## REQUEST
Locate all lines with the word "label" and copy them out.

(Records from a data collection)
- - - - -
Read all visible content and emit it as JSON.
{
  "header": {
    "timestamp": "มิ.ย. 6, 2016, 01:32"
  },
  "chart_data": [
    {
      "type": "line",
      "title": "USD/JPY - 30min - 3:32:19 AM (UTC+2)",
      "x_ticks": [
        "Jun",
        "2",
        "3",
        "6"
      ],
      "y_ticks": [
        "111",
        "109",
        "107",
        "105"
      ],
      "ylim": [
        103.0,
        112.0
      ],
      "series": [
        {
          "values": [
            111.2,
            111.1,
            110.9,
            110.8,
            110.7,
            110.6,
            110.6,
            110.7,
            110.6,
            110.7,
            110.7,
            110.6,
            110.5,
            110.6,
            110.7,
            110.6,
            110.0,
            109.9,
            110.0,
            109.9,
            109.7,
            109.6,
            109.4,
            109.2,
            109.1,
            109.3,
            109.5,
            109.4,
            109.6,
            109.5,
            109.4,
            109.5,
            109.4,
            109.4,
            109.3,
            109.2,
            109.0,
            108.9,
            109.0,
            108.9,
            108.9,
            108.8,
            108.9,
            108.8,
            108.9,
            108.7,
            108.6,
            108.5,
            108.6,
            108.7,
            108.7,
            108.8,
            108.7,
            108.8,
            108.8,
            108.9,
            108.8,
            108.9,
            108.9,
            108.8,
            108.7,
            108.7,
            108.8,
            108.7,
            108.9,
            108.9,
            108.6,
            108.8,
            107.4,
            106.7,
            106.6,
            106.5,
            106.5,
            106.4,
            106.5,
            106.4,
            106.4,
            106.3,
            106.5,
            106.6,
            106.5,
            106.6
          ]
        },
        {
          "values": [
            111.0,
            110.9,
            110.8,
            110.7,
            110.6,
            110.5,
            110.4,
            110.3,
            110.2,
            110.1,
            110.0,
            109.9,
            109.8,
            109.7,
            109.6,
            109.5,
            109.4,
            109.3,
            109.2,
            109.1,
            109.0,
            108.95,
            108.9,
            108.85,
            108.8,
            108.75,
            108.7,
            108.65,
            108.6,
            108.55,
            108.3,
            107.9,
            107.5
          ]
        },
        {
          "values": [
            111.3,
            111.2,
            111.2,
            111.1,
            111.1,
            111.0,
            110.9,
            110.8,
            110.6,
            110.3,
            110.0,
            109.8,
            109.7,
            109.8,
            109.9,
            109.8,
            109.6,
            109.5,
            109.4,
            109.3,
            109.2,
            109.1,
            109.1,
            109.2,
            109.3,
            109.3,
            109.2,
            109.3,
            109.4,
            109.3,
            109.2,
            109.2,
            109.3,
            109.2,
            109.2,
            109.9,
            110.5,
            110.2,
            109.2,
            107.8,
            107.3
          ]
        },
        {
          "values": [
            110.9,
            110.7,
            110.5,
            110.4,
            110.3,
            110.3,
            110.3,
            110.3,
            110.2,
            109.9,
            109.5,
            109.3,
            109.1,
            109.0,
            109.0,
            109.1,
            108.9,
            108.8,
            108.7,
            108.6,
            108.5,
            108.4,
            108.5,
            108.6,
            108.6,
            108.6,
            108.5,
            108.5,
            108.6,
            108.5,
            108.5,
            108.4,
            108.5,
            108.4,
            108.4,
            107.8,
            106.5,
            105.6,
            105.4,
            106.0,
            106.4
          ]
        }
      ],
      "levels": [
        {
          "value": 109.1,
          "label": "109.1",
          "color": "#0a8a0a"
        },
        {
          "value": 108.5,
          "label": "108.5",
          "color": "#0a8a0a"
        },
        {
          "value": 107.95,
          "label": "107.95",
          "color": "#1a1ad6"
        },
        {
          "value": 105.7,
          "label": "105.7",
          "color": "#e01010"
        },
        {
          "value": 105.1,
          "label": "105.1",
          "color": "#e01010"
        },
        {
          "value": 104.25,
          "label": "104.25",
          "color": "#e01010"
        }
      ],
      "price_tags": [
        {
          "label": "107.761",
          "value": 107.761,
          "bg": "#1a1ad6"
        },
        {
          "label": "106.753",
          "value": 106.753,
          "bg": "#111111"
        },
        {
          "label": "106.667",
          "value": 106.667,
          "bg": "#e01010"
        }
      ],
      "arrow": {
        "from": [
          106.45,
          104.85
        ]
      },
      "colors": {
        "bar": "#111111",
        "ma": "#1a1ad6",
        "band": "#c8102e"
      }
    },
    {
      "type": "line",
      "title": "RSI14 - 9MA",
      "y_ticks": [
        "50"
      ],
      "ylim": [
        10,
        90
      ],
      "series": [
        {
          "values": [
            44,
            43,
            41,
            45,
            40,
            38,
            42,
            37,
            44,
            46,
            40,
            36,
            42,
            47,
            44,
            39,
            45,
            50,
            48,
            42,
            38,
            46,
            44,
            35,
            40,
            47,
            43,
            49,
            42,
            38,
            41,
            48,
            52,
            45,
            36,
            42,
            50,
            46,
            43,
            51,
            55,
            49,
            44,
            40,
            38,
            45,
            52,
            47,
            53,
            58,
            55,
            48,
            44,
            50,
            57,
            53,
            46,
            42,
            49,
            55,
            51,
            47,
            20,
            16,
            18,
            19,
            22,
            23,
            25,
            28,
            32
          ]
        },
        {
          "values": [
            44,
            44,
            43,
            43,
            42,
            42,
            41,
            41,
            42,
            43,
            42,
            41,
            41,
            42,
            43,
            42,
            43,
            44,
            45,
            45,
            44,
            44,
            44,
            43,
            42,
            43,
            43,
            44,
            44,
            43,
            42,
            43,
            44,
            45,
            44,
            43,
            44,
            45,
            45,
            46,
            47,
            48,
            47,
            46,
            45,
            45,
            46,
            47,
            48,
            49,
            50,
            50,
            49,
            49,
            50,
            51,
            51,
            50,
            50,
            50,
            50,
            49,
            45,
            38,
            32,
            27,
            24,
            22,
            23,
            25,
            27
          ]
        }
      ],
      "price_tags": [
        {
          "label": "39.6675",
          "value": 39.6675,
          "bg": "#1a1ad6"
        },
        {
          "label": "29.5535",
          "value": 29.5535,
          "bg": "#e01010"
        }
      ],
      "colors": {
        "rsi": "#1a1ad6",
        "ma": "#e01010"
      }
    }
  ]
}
- - - - -
## WRITTEN RESPONSE
          "label": "109.1",
          "label": "108.5",
          "label": "107.95",
          "label": "105.7",
          "label": "105.1",
          "label": "104.25",
          "label": "107.761",
          "label": "106.753",
          "label": "106.667",
          "label": "39.6675",
          "label": "29.5535",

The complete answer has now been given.